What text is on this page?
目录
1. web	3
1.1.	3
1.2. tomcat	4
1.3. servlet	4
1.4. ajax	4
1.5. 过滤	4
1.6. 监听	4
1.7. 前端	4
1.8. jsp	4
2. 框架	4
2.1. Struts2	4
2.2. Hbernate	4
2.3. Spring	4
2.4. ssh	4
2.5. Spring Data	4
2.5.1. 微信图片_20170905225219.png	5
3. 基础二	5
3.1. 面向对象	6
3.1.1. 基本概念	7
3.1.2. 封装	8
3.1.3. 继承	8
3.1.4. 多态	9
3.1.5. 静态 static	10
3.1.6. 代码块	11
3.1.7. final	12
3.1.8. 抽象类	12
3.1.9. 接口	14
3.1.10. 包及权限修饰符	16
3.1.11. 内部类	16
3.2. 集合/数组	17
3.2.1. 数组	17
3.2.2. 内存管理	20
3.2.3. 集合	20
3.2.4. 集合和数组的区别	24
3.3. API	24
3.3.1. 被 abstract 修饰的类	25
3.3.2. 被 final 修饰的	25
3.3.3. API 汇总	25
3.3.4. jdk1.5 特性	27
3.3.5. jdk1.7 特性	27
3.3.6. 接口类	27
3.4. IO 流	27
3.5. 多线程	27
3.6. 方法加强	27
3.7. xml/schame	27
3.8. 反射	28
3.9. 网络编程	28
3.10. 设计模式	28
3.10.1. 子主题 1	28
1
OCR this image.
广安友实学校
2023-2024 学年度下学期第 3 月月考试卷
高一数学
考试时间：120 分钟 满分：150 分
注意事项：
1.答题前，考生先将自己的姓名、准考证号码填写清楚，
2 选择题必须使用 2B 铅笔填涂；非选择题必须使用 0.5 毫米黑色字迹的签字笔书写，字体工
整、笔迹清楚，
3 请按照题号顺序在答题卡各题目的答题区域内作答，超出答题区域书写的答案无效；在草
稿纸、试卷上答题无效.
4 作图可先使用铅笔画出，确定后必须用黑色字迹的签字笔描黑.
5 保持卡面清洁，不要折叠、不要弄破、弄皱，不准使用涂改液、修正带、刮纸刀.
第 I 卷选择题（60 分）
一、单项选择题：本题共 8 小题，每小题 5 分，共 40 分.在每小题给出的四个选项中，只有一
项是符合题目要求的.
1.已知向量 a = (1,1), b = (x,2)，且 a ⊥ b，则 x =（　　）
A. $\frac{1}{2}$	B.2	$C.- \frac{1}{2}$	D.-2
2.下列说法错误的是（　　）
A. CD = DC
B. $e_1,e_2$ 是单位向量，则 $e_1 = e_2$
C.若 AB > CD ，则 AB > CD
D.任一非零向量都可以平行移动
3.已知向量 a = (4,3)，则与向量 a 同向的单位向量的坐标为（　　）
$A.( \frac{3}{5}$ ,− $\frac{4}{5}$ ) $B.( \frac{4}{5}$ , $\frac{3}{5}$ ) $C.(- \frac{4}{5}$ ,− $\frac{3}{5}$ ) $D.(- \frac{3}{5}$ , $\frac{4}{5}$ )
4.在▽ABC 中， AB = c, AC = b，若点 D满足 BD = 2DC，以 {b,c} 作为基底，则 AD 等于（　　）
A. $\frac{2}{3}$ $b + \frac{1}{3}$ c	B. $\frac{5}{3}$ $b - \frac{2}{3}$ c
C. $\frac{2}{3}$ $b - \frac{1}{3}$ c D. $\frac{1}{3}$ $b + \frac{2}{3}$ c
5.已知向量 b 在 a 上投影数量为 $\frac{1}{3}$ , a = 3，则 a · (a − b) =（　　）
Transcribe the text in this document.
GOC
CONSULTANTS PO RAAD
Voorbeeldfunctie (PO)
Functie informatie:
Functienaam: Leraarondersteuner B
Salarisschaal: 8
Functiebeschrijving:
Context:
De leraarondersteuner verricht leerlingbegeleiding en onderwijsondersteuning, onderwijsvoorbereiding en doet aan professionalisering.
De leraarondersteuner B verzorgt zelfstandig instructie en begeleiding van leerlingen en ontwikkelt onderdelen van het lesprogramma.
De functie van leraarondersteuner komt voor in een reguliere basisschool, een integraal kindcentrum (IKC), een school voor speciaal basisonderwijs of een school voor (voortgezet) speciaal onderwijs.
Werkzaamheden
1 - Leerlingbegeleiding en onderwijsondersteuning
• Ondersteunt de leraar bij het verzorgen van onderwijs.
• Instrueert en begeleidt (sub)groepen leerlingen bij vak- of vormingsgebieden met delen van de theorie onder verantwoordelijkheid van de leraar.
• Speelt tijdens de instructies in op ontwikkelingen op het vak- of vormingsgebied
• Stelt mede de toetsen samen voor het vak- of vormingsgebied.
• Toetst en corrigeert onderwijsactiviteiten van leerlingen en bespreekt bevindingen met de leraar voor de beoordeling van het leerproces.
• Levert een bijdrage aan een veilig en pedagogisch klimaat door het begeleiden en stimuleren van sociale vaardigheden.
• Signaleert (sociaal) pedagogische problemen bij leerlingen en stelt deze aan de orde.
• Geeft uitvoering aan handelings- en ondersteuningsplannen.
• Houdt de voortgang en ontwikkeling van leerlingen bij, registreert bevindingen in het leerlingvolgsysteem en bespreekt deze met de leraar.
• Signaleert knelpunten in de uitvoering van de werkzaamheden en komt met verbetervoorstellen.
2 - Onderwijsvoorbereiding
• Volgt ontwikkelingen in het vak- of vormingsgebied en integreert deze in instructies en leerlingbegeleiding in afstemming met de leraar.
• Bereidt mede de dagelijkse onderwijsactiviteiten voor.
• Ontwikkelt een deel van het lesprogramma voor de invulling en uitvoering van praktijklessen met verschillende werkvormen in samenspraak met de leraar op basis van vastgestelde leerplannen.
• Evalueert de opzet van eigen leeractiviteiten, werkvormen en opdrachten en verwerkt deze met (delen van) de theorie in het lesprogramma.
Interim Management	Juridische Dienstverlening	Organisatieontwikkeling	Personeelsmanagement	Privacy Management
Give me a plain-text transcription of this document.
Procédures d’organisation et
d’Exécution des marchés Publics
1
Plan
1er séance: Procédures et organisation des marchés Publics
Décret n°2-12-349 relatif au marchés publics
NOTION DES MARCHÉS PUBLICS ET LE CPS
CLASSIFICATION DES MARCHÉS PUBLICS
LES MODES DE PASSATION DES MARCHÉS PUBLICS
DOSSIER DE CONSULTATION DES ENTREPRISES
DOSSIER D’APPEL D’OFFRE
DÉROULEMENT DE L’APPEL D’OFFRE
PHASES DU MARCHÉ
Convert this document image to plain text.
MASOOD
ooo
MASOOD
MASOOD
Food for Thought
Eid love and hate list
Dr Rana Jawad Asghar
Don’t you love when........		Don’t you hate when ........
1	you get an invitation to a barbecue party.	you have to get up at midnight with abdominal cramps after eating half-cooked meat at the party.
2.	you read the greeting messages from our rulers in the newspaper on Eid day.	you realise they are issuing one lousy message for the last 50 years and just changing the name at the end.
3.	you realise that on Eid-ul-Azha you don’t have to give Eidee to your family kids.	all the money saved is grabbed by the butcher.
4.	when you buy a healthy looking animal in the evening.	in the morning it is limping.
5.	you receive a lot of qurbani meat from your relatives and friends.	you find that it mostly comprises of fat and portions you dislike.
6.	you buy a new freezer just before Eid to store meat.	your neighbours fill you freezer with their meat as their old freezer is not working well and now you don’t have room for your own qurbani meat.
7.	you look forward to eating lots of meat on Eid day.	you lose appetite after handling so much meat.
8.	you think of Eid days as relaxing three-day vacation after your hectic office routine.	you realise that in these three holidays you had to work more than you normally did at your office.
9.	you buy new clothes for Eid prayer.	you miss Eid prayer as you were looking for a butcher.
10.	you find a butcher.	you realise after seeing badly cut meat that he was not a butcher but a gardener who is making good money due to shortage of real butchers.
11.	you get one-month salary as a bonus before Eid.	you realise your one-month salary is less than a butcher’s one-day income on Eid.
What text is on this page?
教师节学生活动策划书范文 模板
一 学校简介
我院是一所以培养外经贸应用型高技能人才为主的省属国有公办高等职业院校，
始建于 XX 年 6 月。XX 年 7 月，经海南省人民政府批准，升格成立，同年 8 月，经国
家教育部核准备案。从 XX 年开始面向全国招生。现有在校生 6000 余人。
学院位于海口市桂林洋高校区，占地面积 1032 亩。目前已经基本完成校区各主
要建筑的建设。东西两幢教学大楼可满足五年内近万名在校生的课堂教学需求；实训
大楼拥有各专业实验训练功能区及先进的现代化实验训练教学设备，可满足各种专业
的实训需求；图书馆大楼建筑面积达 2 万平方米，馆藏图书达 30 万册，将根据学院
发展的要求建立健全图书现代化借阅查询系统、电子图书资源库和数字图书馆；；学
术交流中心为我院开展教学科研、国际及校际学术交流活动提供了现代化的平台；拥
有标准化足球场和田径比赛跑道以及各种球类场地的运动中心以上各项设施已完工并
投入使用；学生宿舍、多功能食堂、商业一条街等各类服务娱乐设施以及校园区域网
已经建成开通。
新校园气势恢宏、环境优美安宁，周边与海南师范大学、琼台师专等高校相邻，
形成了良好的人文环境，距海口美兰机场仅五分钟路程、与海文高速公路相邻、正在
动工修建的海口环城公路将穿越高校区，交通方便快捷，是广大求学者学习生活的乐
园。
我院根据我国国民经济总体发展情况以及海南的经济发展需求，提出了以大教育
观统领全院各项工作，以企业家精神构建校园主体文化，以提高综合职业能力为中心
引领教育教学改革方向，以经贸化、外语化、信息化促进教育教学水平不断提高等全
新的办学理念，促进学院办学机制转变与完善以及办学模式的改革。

------------

**Exercise instructions:** State how many lines of the listing include the word "uitvoering". Reply with the number alone.

**Output for this task:** 3